→ PROBLEM REQUIREMENTS
Copy out all of the material, matching it word for word.

→ STORED RECORDS
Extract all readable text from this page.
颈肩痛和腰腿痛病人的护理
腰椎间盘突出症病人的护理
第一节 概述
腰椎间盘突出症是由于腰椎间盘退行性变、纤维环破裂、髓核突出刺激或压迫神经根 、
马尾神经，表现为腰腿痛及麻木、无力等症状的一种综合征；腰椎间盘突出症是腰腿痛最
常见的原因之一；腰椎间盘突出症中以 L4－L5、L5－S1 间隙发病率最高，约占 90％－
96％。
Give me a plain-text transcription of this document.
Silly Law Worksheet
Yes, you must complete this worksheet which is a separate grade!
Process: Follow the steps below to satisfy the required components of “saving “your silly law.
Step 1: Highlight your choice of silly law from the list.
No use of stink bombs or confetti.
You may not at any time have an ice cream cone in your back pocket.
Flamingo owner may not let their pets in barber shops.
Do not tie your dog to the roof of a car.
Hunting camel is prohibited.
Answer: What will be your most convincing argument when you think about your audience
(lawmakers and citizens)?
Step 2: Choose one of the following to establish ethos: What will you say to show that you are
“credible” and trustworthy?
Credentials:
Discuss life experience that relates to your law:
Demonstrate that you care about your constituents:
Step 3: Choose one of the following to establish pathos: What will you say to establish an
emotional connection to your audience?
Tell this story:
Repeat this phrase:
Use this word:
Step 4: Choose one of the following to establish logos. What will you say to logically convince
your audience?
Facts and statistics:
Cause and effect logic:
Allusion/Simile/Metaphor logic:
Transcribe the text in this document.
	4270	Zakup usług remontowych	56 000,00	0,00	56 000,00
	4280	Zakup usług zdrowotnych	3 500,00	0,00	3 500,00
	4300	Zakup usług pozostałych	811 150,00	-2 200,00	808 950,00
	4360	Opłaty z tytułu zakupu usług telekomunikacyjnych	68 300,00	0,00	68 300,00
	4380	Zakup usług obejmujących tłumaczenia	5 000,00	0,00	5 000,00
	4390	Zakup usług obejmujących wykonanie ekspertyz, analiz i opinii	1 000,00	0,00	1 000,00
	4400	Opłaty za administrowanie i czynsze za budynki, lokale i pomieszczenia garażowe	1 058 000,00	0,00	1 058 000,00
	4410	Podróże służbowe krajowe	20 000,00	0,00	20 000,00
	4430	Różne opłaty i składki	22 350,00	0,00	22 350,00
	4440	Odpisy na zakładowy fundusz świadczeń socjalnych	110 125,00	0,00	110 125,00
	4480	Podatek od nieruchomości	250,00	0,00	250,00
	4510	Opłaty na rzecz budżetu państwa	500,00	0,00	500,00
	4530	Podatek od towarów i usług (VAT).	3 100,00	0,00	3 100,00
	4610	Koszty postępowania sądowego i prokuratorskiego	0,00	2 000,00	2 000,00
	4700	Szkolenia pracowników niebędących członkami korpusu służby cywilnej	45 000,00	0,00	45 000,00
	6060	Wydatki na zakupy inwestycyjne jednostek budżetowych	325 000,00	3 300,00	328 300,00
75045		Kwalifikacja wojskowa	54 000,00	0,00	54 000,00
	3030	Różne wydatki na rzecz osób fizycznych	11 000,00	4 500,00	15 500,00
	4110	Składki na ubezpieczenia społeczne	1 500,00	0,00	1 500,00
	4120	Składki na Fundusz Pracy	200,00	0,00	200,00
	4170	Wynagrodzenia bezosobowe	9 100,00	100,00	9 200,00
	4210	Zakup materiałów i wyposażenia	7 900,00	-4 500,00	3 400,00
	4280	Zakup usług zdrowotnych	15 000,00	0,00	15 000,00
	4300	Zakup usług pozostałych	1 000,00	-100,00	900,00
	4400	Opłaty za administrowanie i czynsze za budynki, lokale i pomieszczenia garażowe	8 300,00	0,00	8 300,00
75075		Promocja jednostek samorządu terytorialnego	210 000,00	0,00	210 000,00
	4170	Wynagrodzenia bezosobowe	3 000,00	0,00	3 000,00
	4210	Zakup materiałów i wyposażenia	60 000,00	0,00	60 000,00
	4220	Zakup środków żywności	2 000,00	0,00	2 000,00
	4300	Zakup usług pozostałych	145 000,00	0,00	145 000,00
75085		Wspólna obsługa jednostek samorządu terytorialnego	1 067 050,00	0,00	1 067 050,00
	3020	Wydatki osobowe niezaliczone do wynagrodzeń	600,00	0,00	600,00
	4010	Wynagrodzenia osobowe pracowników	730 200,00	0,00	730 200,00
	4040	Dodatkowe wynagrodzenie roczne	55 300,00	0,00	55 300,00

→ FULL RESPONSE
Extract all readable text from this page.
颈肩痛和腰腿痛病人的护理
腰椎间盘突出症病人的护理
第一节 概述
腰椎间盘突出症是由于腰椎间盘退行性变、纤维环破裂、髓核突出刺激或压迫神经根 、
马尾神经，表现为腰腿痛及麻木、无力等症状的一种综合征；腰椎间盘突出症是腰腿痛最
常见的原因之一；腰椎间盘突出症中以 L4－L5、L5－S1 间隙发病率最高，约占 90％－
96％。
Give me a plain-text transcription of this document.
Silly Law Worksheet
Yes, you must complete this worksheet which is a separate grade!
Process: Follow the steps below to satisfy the required components of “saving “your silly law.
Step 1: Highlight your choice of silly law from the list.
No use of stink bombs or confetti.
You may not at any time have an ice cream cone in your back pocket.
Flamingo owner may not let their pets in barber shops.
Do not tie your dog to the roof of a car.
Hunting camel is prohibited.
Answer: What will be your most convincing argument when you think about your audience
(lawmakers and citizens)?
Step 2: Choose one of the following to establish ethos: What will you say to show that you are
“credible” and trustworthy?
Credentials:
Discuss life experience that relates to your law:
Demonstrate that you care about your constituents:
Step 3: Choose one of the following to establish pathos: What will you say to establish an
emotional connection to your audience?
Tell this story:
Repeat this phrase:
Use this word:
Step 4: Choose one of the following to establish logos. What will you say to logically convince
your audience?
Facts and statistics:
Cause and effect logic:
Allusion/Simile/Metaphor logic:
Transcribe the text in this document.
	4270	Zakup usług remontowych	56 000,00	0,00	56 000,00
	4280	Zakup usług zdrowotnych	3 500,00	0,00	3 500,00
	4300	Zakup usług pozostałych	811 150,00	-2 200,00	808 950,00
	4360	Opłaty z tytułu zakupu usług telekomunikacyjnych	68 300,00	0,00	68 300,00
	4380	Zakup usług obejmujących tłumaczenia	5 000,00	0,00	5 000,00
	4390	Zakup usług obejmujących wykonanie ekspertyz, analiz i opinii	1 000,00	0,00	1 000,00
	4400	Opłaty za administrowanie i czynsze za budynki, lokale i pomieszczenia garażowe	1 058 000,00	0,00	1 058 000,00
	4410	Podróże służbowe krajowe	20 000,00	0,00	20 000,00
	4430	Różne opłaty i składki	22 350,00	0,00	22 350,00
	4440	Odpisy na zakładowy fundusz świadczeń socjalnych	110 125,00	0,00	110 125,00
	4480	Podatek od nieruchomości	250,00	0,00	250,00
	4510	Opłaty na rzecz budżetu państwa	500,00	0,00	500,00
	4530	Podatek od towarów i usług (VAT).	3 100,00	0,00	3 100,00
	4610	Koszty postępowania sądowego i prokuratorskiego	0,00	2 000,00	2 000,00
	4700	Szkolenia pracowników niebędących członkami korpusu służby cywilnej	45 000,00	0,00	45 000,00
	6060	Wydatki na zakupy inwestycyjne jednostek budżetowych	325 000,00	3 300,00	328 300,00
75045		Kwalifikacja wojskowa	54 000,00	0,00	54 000,00
	3030	Różne wydatki na rzecz osób fizycznych	11 000,00	4 500,00	15 500,00
	4110	Składki na ubezpieczenia społeczne	1 500,00	0,00	1 500,00
	4120	Składki na Fundusz Pracy	200,00	0,00	200,00
	4170	Wynagrodzenia bezosobowe	9 100,00	100,00	9 200,00
	4210	Zakup materiałów i wyposażenia	7 900,00	-4 500,00	3 400,00
	4280	Zakup usług zdrowotnych	15 000,00	0,00	15 000,00
	4300	Zakup usług pozostałych	1 000,00	-100,00	900,00
	4400	Opłaty za administrowanie i czynsze za budynki, lokale i pomieszczenia garażowe	8 300,00	0,00	8 300,00
75075		Promocja jednostek samorządu terytorialnego	210 000,00	0,00	210 000,00
	4170	Wynagrodzenia bezosobowe	3 000,00	0,00	3 000,00
	4210	Zakup materiałów i wyposażenia	60 000,00	0,00	60 000,00
	4220	Zakup środków żywności	2 000,00	0,00	2 000,00
	4300	Zakup usług pozostałych	145 000,00	0,00	145 000,00
75085		Wspólna obsługa jednostek samorządu terytorialnego	1 067 050,00	0,00	1 067 050,00
	3020	Wydatki osobowe niezaliczone do wynagrodzeń	600,00	0,00	600,00
	4010	Wynagrodzenia osobowe pracowników	730 200,00	0,00	730 200,00
	4040	Dodatkowe wynagrodzenie roczne	55 300,00	0,00	55 300,00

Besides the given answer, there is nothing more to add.